PROBLEM:
Copy every line from the material below that holds "name".

Figure collection entries
==*==

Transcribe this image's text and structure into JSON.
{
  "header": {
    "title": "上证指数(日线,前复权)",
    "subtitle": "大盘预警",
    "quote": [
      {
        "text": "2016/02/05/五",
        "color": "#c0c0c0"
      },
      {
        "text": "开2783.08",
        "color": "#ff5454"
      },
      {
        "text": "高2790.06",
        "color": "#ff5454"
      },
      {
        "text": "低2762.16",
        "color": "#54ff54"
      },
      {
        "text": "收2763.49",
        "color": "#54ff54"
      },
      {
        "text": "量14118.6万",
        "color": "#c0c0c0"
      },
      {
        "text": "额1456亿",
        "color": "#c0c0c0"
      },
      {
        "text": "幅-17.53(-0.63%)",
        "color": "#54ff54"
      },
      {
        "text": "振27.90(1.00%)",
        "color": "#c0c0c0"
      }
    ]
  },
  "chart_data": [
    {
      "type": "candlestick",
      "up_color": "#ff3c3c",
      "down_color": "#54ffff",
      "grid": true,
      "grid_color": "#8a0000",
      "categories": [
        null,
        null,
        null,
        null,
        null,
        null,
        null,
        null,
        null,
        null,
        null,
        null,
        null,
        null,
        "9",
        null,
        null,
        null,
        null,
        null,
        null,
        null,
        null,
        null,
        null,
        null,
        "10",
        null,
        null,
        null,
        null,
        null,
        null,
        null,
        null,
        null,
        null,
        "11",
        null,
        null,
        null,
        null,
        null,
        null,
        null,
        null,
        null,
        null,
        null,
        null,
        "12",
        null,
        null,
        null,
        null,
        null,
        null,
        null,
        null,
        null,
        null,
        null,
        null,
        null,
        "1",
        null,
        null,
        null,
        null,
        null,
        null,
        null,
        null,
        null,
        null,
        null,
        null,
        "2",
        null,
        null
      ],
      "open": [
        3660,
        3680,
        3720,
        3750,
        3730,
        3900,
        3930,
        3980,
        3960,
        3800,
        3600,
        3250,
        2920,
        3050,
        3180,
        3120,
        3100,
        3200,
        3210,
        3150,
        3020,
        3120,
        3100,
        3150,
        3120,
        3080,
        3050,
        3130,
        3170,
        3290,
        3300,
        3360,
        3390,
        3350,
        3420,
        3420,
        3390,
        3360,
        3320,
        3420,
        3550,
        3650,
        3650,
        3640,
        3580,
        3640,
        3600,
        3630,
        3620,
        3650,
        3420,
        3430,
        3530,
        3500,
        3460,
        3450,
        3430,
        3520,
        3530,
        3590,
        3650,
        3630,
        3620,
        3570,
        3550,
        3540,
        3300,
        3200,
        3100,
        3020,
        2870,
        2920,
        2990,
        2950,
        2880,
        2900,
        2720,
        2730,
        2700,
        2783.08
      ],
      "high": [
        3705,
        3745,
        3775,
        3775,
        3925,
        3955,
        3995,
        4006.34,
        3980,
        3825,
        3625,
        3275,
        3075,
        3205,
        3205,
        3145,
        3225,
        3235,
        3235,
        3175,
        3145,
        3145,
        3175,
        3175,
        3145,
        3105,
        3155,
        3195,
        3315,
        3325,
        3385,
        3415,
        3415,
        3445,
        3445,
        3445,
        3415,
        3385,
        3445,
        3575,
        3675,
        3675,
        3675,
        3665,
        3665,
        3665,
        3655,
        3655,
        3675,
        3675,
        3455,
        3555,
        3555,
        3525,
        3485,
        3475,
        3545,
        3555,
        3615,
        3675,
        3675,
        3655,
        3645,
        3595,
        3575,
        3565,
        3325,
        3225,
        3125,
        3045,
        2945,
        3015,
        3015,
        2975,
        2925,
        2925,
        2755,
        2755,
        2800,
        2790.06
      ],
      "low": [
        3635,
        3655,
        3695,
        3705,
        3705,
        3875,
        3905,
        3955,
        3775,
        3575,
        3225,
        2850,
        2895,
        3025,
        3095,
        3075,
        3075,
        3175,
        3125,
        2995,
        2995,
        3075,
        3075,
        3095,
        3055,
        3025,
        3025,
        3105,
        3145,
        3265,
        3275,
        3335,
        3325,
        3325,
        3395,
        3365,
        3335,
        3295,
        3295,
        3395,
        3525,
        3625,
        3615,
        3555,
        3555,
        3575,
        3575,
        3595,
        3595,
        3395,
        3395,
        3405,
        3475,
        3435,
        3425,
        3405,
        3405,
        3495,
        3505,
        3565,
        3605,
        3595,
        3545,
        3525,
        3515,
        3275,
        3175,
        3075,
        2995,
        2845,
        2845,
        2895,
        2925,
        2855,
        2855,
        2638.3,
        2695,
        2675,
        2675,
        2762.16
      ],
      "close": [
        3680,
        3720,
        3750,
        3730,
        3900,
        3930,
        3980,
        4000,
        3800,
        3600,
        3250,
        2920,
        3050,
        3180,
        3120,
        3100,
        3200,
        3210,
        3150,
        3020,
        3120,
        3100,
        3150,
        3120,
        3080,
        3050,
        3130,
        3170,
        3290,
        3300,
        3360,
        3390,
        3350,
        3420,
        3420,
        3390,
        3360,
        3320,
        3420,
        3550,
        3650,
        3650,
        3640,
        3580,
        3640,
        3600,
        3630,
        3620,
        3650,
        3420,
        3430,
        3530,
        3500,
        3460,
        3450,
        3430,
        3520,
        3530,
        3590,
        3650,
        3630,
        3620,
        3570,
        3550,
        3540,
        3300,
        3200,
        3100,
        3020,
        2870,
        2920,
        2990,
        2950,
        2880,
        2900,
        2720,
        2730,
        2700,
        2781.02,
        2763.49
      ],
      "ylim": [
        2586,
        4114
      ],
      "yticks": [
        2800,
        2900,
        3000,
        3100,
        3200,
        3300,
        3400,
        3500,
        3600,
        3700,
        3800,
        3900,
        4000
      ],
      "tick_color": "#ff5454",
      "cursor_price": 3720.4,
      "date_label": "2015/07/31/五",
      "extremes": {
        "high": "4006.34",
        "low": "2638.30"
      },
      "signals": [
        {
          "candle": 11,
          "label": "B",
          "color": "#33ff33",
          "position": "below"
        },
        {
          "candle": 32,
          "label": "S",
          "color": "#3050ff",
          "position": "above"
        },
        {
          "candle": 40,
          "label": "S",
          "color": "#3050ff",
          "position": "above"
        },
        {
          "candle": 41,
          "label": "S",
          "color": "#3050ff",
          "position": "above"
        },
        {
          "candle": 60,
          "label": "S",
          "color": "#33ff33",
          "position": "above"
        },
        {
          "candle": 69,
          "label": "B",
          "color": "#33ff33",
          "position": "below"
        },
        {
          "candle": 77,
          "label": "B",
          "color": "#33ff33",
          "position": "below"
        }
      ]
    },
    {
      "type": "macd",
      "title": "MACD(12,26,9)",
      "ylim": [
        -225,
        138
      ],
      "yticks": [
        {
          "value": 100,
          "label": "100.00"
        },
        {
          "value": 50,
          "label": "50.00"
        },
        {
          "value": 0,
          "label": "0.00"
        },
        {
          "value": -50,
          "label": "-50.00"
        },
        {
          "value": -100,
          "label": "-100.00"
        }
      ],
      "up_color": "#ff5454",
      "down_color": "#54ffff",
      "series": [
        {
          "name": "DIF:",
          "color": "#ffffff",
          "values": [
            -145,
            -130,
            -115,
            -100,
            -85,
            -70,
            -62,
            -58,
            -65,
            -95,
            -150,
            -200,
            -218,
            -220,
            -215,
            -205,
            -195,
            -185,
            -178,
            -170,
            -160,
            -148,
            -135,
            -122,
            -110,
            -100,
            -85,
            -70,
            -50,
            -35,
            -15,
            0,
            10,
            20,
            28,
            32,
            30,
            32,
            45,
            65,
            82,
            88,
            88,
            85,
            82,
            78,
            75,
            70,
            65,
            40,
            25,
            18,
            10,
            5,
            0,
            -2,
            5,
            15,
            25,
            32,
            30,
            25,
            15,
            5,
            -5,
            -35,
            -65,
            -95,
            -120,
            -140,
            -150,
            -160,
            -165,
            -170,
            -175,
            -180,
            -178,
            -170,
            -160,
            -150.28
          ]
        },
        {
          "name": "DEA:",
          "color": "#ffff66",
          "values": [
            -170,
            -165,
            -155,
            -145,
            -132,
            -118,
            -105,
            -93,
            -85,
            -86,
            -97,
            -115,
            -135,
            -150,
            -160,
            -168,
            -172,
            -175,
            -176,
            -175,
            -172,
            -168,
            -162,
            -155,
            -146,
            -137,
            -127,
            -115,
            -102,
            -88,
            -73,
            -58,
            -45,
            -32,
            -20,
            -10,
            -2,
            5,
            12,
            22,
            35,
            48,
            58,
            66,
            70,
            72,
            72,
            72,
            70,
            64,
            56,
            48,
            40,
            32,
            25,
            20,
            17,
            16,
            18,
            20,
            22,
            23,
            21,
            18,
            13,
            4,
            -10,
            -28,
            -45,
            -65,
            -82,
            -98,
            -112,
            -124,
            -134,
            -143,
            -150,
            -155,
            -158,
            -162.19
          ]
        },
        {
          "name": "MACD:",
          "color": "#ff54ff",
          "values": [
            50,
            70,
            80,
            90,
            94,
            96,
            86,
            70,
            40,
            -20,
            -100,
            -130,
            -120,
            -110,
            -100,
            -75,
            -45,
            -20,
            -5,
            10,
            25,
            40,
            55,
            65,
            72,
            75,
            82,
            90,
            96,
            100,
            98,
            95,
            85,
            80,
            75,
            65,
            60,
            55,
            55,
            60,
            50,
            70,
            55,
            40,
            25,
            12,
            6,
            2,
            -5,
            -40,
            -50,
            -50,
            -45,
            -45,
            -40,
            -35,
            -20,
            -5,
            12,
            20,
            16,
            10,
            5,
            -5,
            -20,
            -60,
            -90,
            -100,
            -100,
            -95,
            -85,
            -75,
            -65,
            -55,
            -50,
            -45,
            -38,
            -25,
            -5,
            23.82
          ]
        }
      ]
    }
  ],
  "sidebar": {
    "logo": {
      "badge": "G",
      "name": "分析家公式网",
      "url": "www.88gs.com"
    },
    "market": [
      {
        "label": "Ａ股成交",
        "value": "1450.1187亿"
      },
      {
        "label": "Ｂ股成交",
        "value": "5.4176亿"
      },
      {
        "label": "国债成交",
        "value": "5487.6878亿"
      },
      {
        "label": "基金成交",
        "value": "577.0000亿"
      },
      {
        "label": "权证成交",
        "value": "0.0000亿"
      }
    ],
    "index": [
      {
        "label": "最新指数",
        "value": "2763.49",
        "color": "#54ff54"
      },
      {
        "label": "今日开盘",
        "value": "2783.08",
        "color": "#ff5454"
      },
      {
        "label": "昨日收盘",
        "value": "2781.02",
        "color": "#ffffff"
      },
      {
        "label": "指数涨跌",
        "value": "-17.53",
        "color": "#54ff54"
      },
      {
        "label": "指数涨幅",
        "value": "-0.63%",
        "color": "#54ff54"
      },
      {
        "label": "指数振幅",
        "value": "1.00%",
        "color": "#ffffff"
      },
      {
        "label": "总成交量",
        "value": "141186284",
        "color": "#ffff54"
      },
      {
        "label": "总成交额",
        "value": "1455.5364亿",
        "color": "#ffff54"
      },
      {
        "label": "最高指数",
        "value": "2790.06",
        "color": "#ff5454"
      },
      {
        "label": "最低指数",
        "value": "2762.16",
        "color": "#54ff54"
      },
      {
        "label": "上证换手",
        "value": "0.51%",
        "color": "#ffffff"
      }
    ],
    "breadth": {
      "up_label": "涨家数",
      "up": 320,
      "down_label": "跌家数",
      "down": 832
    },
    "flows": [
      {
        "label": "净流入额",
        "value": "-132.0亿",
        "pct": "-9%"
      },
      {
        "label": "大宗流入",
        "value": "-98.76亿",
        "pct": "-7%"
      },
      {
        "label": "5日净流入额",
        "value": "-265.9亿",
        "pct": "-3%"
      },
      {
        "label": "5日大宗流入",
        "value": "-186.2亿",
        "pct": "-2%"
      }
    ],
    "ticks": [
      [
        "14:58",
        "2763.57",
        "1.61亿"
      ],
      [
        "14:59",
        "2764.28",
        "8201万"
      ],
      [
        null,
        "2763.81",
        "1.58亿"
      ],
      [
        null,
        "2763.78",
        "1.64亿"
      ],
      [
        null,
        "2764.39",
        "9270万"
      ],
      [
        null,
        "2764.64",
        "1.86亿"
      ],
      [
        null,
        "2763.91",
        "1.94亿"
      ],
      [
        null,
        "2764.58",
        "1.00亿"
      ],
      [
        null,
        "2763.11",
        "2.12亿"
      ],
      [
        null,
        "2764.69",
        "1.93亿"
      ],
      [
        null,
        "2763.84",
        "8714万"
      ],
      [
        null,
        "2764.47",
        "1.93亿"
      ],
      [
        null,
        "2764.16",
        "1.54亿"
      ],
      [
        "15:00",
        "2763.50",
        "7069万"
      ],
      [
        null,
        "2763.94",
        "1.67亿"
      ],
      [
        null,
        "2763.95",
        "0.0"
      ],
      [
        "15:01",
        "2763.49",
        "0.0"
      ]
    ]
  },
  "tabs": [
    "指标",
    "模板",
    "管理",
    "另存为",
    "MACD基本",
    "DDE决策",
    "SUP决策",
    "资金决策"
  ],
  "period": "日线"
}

==*==

COMPLETED EXERCISE:
          "name": "DIF:",
          "name": "DEA:",
          "name": "MACD:",
      "name": "分析家公式网",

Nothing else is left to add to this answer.